■ The task ■
Wherever the string "صادرات" appears in a line, extract that line.

[Collected data]
###

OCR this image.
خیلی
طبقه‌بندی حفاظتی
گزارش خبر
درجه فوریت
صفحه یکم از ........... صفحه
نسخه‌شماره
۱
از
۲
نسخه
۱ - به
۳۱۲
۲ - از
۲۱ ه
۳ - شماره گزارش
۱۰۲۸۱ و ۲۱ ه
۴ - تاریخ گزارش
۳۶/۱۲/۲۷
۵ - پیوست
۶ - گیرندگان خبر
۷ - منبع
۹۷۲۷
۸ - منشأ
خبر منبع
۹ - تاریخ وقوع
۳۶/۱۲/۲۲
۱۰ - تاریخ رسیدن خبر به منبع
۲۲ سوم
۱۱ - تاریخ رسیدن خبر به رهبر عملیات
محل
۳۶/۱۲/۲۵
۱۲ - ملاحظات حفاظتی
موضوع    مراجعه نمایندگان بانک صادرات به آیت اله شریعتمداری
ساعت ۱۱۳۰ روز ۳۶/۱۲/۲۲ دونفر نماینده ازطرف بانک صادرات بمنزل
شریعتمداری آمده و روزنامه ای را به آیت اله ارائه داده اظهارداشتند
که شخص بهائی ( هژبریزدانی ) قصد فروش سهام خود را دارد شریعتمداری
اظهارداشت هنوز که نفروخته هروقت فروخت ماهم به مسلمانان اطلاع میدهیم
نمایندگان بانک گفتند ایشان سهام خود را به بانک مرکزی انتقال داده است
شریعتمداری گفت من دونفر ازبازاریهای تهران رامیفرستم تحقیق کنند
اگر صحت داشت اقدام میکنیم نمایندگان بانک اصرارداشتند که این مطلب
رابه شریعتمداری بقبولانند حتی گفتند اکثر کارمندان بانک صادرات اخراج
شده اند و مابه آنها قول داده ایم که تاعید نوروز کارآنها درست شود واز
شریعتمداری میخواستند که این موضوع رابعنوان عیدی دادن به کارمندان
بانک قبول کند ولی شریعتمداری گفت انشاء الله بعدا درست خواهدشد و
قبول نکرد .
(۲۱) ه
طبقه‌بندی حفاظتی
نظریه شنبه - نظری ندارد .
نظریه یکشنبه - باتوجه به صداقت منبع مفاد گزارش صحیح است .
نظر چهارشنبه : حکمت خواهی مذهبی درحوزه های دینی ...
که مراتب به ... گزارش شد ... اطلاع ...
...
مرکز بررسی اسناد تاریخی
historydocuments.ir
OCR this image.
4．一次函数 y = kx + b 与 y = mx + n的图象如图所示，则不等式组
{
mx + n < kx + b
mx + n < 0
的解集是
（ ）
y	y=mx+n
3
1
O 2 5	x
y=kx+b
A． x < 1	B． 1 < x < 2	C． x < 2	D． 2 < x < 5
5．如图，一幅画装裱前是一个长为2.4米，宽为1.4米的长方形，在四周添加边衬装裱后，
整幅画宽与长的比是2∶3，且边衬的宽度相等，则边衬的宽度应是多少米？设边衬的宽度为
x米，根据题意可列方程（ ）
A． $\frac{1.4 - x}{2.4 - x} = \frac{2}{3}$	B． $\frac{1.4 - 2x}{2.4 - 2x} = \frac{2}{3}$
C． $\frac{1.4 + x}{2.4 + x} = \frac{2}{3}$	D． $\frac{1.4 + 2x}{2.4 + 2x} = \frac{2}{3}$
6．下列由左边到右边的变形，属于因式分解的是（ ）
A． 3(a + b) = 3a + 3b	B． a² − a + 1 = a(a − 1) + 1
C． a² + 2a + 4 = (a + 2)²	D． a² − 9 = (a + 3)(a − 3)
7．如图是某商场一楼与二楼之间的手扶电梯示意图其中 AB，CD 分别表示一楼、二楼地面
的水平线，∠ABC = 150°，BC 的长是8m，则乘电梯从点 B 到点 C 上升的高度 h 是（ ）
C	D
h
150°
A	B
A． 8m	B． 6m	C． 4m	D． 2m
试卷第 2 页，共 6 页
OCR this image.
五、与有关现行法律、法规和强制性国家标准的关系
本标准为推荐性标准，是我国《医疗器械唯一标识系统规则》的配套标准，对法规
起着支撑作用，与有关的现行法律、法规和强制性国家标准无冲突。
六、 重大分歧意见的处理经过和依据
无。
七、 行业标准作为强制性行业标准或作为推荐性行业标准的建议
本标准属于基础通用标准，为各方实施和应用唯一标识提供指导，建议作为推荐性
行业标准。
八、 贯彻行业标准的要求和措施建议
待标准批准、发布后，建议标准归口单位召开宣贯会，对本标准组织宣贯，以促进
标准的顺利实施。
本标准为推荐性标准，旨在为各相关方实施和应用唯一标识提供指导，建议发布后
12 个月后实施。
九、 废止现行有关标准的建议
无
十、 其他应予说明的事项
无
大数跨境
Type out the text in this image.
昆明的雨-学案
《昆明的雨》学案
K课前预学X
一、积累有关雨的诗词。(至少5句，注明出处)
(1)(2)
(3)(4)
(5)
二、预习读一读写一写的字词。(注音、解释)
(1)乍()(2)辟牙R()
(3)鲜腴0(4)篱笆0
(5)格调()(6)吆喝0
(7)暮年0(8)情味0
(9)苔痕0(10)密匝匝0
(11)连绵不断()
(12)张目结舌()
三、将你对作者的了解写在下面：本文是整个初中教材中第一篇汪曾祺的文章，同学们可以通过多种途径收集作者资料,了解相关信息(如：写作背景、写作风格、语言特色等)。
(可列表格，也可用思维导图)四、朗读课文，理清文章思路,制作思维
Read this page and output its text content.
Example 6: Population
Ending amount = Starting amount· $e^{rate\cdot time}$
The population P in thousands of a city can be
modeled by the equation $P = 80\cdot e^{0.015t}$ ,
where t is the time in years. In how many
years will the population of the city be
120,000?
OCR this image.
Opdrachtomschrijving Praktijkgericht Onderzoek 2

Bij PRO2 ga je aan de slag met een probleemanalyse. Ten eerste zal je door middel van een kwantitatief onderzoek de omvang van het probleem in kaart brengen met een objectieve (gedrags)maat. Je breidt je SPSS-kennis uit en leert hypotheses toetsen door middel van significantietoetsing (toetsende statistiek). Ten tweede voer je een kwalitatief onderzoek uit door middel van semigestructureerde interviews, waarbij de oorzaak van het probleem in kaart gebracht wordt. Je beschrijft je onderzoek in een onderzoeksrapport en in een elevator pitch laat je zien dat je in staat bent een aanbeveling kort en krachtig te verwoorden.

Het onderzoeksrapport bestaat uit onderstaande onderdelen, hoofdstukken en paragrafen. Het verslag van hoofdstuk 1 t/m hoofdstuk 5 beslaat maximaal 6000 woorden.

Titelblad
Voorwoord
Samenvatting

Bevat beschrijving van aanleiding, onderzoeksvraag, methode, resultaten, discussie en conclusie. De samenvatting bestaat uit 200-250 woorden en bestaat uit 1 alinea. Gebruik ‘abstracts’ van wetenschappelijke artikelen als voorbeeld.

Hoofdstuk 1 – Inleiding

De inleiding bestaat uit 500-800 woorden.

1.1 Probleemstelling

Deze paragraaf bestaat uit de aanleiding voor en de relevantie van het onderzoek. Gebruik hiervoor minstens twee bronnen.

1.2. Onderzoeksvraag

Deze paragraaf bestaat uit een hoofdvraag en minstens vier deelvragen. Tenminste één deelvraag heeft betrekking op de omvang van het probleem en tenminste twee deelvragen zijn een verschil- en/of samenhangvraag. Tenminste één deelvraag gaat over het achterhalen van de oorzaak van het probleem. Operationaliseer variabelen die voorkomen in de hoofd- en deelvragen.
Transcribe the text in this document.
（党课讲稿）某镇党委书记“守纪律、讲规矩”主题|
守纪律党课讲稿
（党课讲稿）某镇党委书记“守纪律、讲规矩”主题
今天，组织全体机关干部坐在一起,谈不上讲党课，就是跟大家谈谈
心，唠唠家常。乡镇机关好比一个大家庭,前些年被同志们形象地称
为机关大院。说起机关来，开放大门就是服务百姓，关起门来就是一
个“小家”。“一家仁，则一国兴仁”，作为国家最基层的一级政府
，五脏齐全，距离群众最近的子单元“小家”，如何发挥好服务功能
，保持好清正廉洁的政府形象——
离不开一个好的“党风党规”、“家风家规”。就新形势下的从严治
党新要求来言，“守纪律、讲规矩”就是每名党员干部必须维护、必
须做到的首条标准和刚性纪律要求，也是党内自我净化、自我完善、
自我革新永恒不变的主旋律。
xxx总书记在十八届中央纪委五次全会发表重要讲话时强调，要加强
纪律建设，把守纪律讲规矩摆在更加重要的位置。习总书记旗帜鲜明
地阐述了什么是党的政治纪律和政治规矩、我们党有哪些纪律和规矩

###

■ Written response ■
موضوع    مراجعه نمایندگان بانک صادرات به آیت اله شریعتمداری
ساعت ۱۱۳۰ روز ۳۶/۱۲/۲۲ دونفر نماینده ازطرف بانک صادرات بمنزل
رابه شریعتمداری بقبولانند حتی گفتند اکثر کارمندان بانک صادرات اخراج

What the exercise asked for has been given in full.